Your task - Please list each line of the records below that contains the string "apps".

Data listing

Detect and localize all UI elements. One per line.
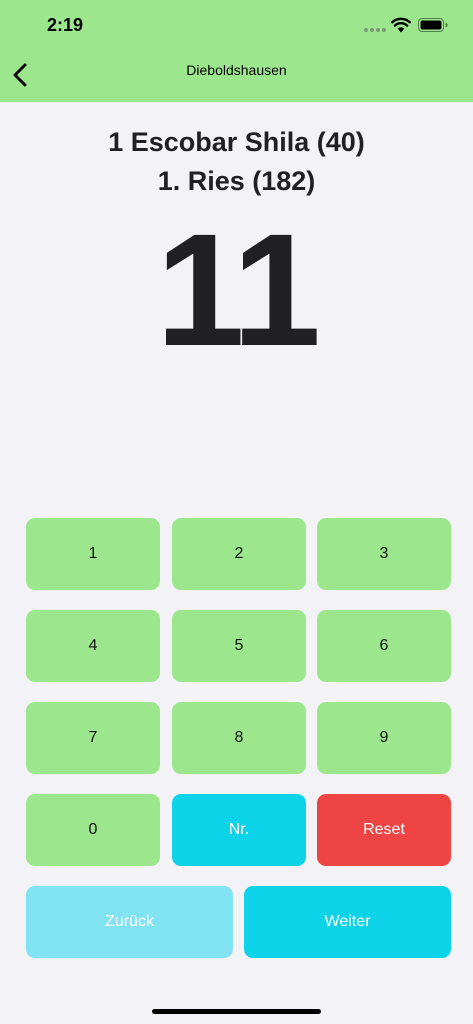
player-line-2: 1. Ries (182) xyxy=(157,166,316,196)
key-9-button[interactable]: 9 xyxy=(317,702,451,774)
key-7-button[interactable]: 7 xyxy=(26,702,160,774)
cellular-signal-icon xyxy=(364,28,386,34)
next-button[interactable]: Weiter xyxy=(244,886,451,958)
score-display: 11 xyxy=(155,200,321,379)
status-time: 2:19 xyxy=(47,15,84,35)
key-0-button[interactable]: 0 xyxy=(26,794,160,866)
home-indicator xyxy=(152,1009,321,1014)
back-button[interactable]: Zurück xyxy=(26,886,233,958)
key-4-button[interactable]: 4 xyxy=(26,610,160,682)
key-6-button[interactable]: 6 xyxy=(317,610,451,682)
key-1-button[interactable]: 1 xyxy=(26,518,160,590)
wifi-icon xyxy=(391,17,411,33)
battery-icon xyxy=(418,18,448,32)
player-line-1: 1 Escobar Shila (40) xyxy=(108,127,365,157)
key-5-button[interactable]: 5 xyxy=(172,610,306,682)
key-3-button[interactable]: 3 xyxy=(317,518,451,590)
match-players: 1 Escobar Shila (40) 1. Ries (182) xyxy=(0,123,473,201)
nr-button[interactable]: Nr. xyxy=(172,794,306,866)
key-8-button[interactable]: 8 xyxy=(172,702,306,774)
key-2-button[interactable]: 2 xyxy=(172,518,306,590)
page-title: Dieboldshausen xyxy=(186,62,287,78)
reset-button[interactable]: Reset xyxy=(317,794,451,866)
status-bar: 2:19 xyxy=(0,0,473,50)
app-header: 2:19 Dieboldshausen xyxy=(0,0,473,102)
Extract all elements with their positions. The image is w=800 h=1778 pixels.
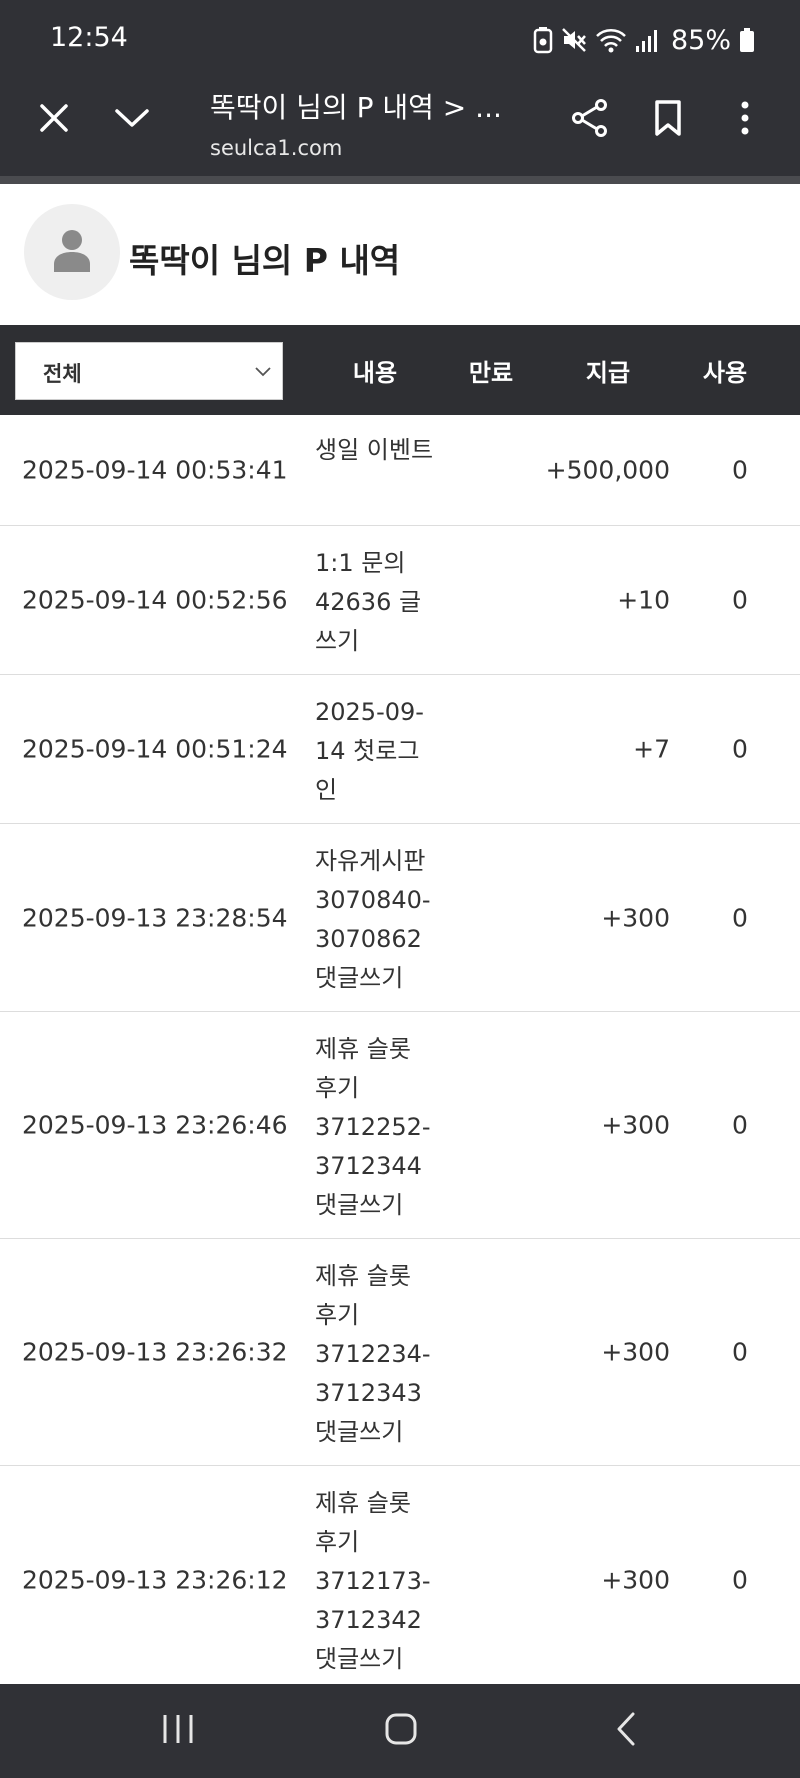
bookmark-button[interactable]	[638, 90, 698, 150]
cell-used: 0	[732, 455, 748, 485]
table-row: 2025-09-13 23:26:46 제휴 슬롯 후기 3712252-371…	[0, 1012, 800, 1239]
cell-grant: +300	[601, 1110, 670, 1140]
cell-used: 0	[732, 1110, 748, 1140]
cell-used: 0	[732, 1337, 748, 1367]
cell-used: 0	[732, 734, 748, 764]
bookmark-icon	[653, 99, 683, 141]
profile-header: 똑딱이 님의 P 내역	[0, 184, 800, 325]
signal-icon	[635, 26, 661, 54]
cell-date: 2025-09-13 23:26:46	[22, 1110, 288, 1140]
browser-chrome: 12:54 85% 똑딱이 님의 P 내역 > ... seulca1.com	[0, 0, 800, 176]
header-content: 내용	[352, 359, 398, 387]
cell-used: 0	[732, 903, 748, 932]
cell-content: 자유게시판 3070840-3070862 댓글쓰기	[315, 847, 431, 992]
recent-apps-icon	[161, 1713, 195, 1749]
header-used: 사용	[702, 359, 748, 387]
cell-content: 2025-09-14 첫로그인	[315, 698, 424, 804]
cell-content: 제휴 슬롯 후기 3712234-3712343 댓글쓰기	[315, 1262, 431, 1446]
avatar	[24, 204, 120, 300]
cell-grant: +500,000	[545, 455, 670, 485]
more-icon	[739, 100, 751, 140]
close-button[interactable]	[24, 90, 84, 150]
filter-value: 전체	[43, 362, 82, 386]
close-icon	[38, 102, 70, 138]
cell-grant: +10	[617, 585, 670, 615]
back-icon	[614, 1711, 638, 1751]
share-button[interactable]	[560, 90, 620, 150]
home-icon	[384, 1712, 418, 1750]
cell-used: 0	[732, 1565, 748, 1594]
cell-content: 제휴 슬롯 후기 3712173-3712342 댓글쓰기	[315, 1489, 431, 1673]
share-icon	[570, 98, 610, 142]
chevron-down-icon	[254, 363, 272, 382]
page-title[interactable]: 똑딱이 님의 P 내역 > ...	[210, 86, 510, 126]
status-bar: 12:54 85%	[0, 0, 800, 80]
more-button[interactable]	[715, 90, 775, 150]
cell-date: 2025-09-14 00:52:56	[22, 585, 288, 615]
status-icons: 85%	[533, 22, 755, 58]
chevron-down-icon	[114, 106, 150, 134]
cell-used: 0	[732, 585, 748, 615]
page-domain[interactable]: seulca1.com	[210, 136, 342, 160]
toolbar-divider	[0, 176, 800, 184]
points-table-body: 2025-09-14 00:53:41 생일 이벤트 +500,000 0 20…	[0, 415, 800, 1693]
cell-content: 생일 이벤트	[315, 436, 434, 464]
back-button[interactable]	[596, 1701, 656, 1761]
filter-select[interactable]: 전체	[15, 342, 283, 400]
table-row: 2025-09-13 23:28:54 자유게시판 3070840-307086…	[0, 824, 800, 1012]
status-time: 12:54	[50, 22, 128, 53]
cell-content: 1:1 문의 42636 글쓰기	[315, 549, 422, 655]
cell-grant: +300	[601, 1565, 670, 1594]
header-grant: 지급	[585, 359, 631, 387]
cell-date: 2025-09-13 23:26:32	[22, 1337, 288, 1367]
cell-grant: +7	[633, 734, 670, 764]
table-row: 2025-09-13 23:26:12 제휴 슬롯 후기 3712173-371…	[0, 1466, 800, 1693]
table-row: 2025-09-14 00:51:24 2025-09-14 첫로그인 +7 0	[0, 675, 800, 824]
recent-apps-button[interactable]	[148, 1701, 208, 1761]
user-icon	[52, 228, 92, 276]
cell-date: 2025-09-13 23:28:54	[22, 903, 288, 932]
browser-toolbar: 똑딱이 님의 P 내역 > ... seulca1.com	[0, 80, 800, 176]
battery-percent: 85%	[670, 24, 731, 56]
table-header: 전체 내용 만료 지급 사용	[0, 325, 800, 415]
profile-title: 똑딱이 님의 P 내역	[129, 241, 401, 280]
navigation-bar	[0, 1684, 800, 1778]
table-row: 2025-09-13 23:26:32 제휴 슬롯 후기 3712234-371…	[0, 1239, 800, 1466]
cell-date: 2025-09-13 23:26:12	[22, 1565, 288, 1594]
home-button[interactable]	[371, 1701, 431, 1761]
cell-content: 제휴 슬롯 후기 3712252-3712344 댓글쓰기	[315, 1035, 431, 1219]
battery-saver-icon	[533, 26, 553, 54]
cell-date: 2025-09-14 00:51:24	[22, 734, 288, 764]
battery-icon	[739, 26, 755, 54]
wifi-icon	[595, 26, 627, 54]
cell-grant: +300	[601, 903, 670, 932]
table-row: 2025-09-14 00:53:41 생일 이벤트 +500,000 0	[0, 415, 800, 526]
cell-date: 2025-09-14 00:53:41	[22, 455, 288, 485]
mute-icon	[561, 26, 587, 54]
cell-grant: +300	[601, 1337, 670, 1367]
collapse-button[interactable]	[102, 90, 162, 150]
table-row: 2025-09-14 00:52:56 1:1 문의 42636 글쓰기 +10…	[0, 526, 800, 675]
header-expiry: 만료	[468, 359, 514, 387]
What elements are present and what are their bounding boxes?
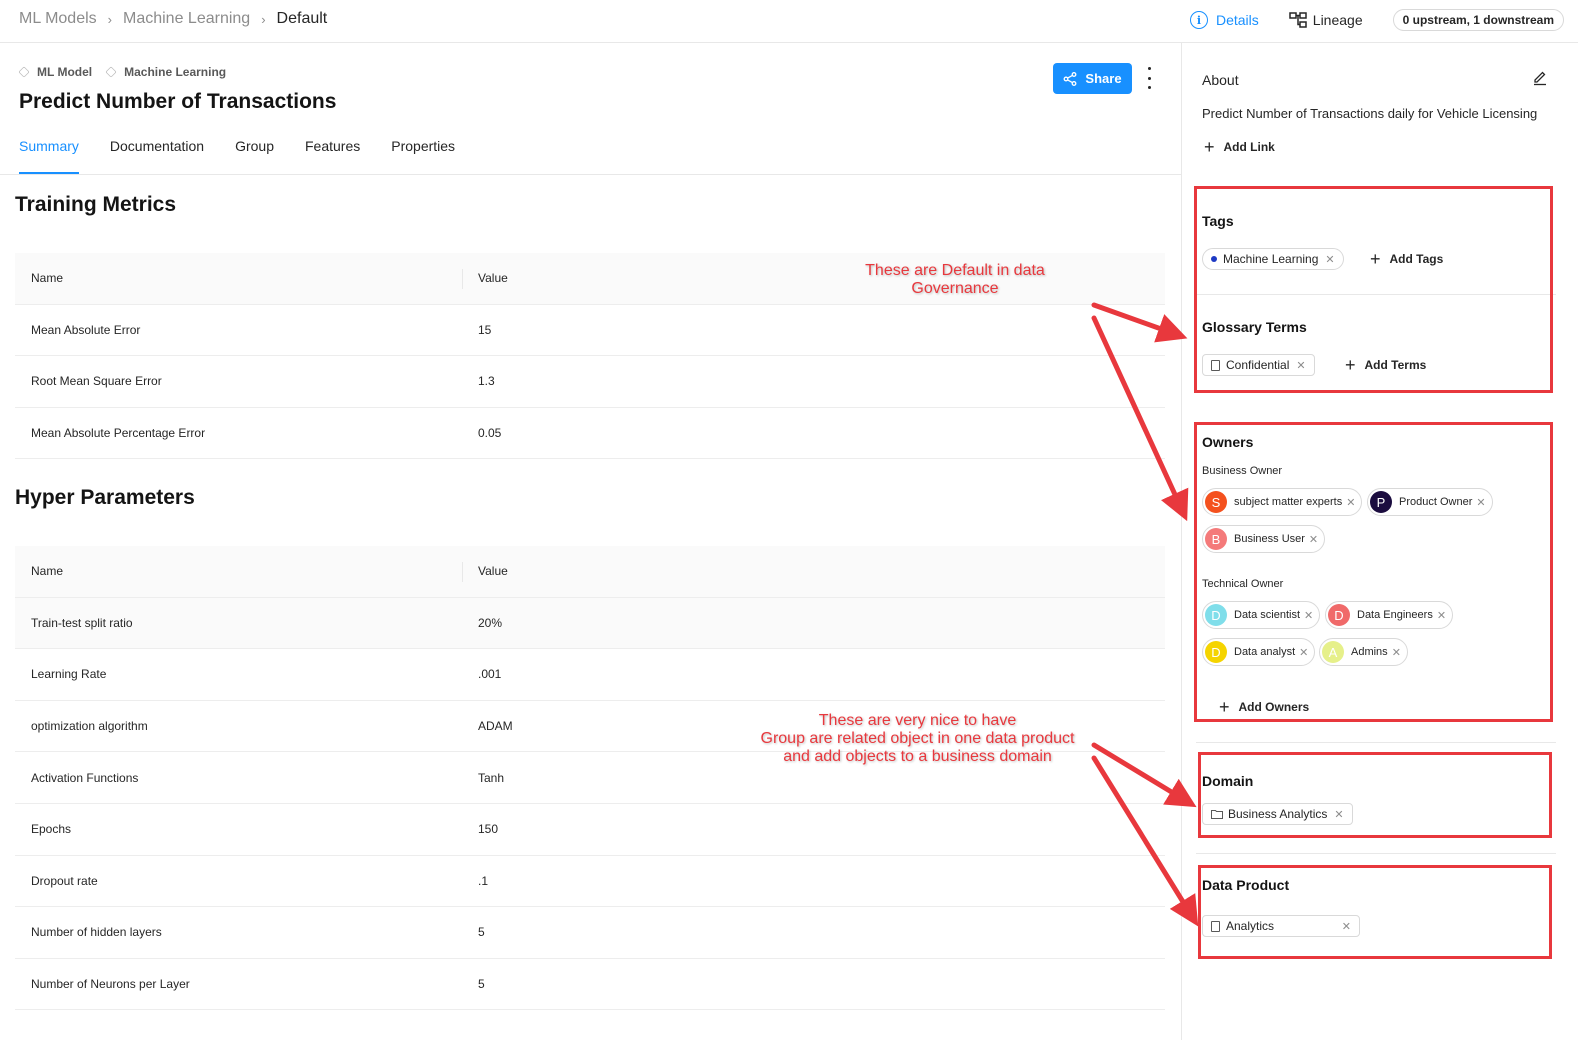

Task output -
recent-apps-icon	[161, 1713, 195, 1749]
recent-apps-button[interactable]	[148, 1701, 208, 1761]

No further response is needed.